◆ What is asked ◆
Take each line containing "black" and report it exactly as written.

◆ Dataset records ◆

*-*-*

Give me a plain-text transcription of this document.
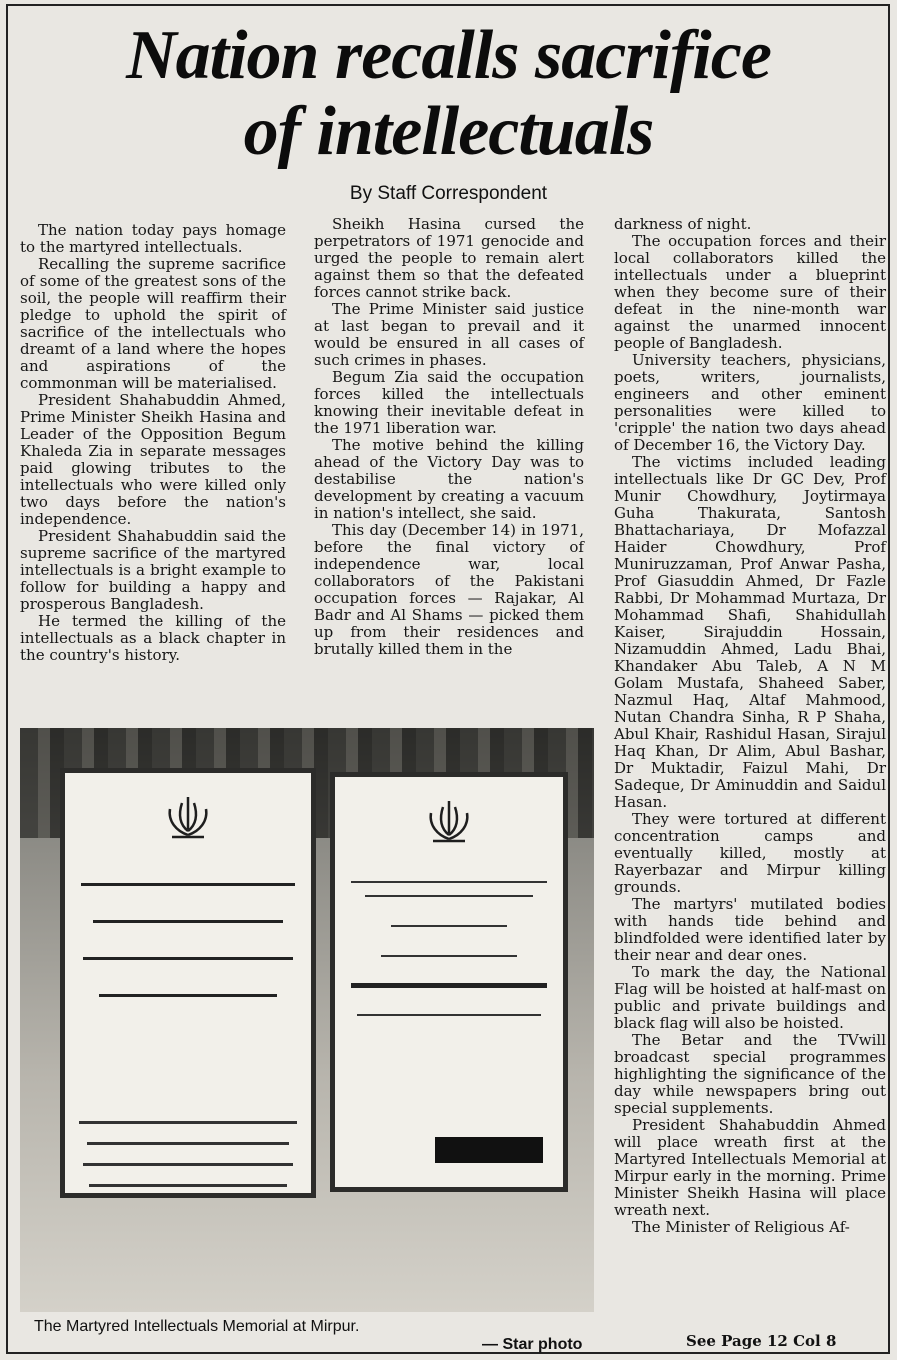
Nation recalls sacrifice
of intellectuals
By Staff Correspondent

The nation today pays homage to the martyred intellectuals.

Recalling the supreme sacrifice of some of the greatest sons of the soil, the people will reaffirm their pledge to uphold the spirit of sacrifice of the intellectuals who dreamt of a land where the hopes and aspirations of the commonman will be materialised.

President Shahabuddin Ahmed, Prime Minister Sheikh Hasina and Leader of the Opposition Begum Khaleda Zia in separate messages paid glowing tributes to the intellectuals who were killed only two days before the nation's independence.

President Shahabuddin said the supreme sacrifice of the martyred intellectuals is a bright example to follow for building a happy and prosperous Bangladesh.

He termed the killing of the intellectuals as a black chapter in the country's history.

Sheikh Hasina cursed the perpetrators of 1971 genocide and urged the people to remain alert against them so that the defeated forces cannot strike back.

The Prime Minister said justice at last began to prevail and it would be ensured in all cases of such crimes in phases.

Begum Zia said the occupation forces killed the intellectuals knowing their inevitable defeat in the 1971 liberation war.

The motive behind the killing ahead of the Victory Day was to destabilise the nation's development by creating a vacuum in nation's intellect, she said.

This day (December 14) in 1971, before the final victory of independence war, local collaborators of the Pakistani occupation forces — Rajakar, Al Badr and Al Shams — picked them up from their residences and brutally killed them in the

darkness of night.

The occupation forces and their local collaborators killed the intellectuals under a blueprint when they become sure of their defeat in the nine-month war against the unarmed innocent people of Bangladesh.

University teachers, physicians, poets, writers, journalists, engineers and other eminent personalities were killed to 'cripple' the nation two days ahead of December 16, the Victory Day.

The victims included leading intellectuals like Dr GC Dev, Prof Munir Chowdhury, Joytirmaya Guha Thakurata, Santosh Bhattachariaya, Dr Mofazzal Haider Chowdhury, Prof Muniruzzaman, Prof Anwar Pasha, Prof Giasuddin Ahmed, Dr Fazle Rabbi, Dr Mohammad Murtaza, Dr Mohammad Shafi, Shahidullah Kaiser, Sirajuddin Hossain, Nizamuddin Ahmed, Ladu Bhai, Khandaker Abu Taleb, A N M Golam Mustafa, Shaheed Saber, Nazmul Haq, Altaf Mahmood, Nutan Chandra Sinha, R P Shaha, Abul Khair, Rashidul Hasan, Sirajul Haq Khan, Dr Alim, Abul Bashar, Dr Muktadir, Faizul Mahi, Dr Sadeque, Dr Aminuddin and Saidul Hasan.

They were tortured at different concentration camps and eventually killed, mostly at Rayerbazar and Mirpur killing grounds.

The martyrs' mutilated bodies with hands tide behind and blindfolded were identified later by their near and dear ones.

To mark the day, the National Flag will be hoisted at half-mast on public and private buildings and black flag will also be hoisted.

The Betar and the TVwill broadcast special programmes highlighting the significance of the day while newspapers bring out special supplements.

President Shahabuddin Ahmed will place wreath first at the Martyred Intellectuals Memorial at Mirpur early in the morning. Prime Minister Sheikh Hasina will place wreath next.

The Minister of Religious Af-

The Martyred Intellectuals Memorial at Mirpur.
— Star photo	See Page 12 Col 8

*-*-*

◆ Response below ◆
He termed the killing of the intellectuals as a black chapter in the country's history.
To mark the day, the National Flag will be hoisted at half-mast on public and private buildings and black flag will also be hoisted.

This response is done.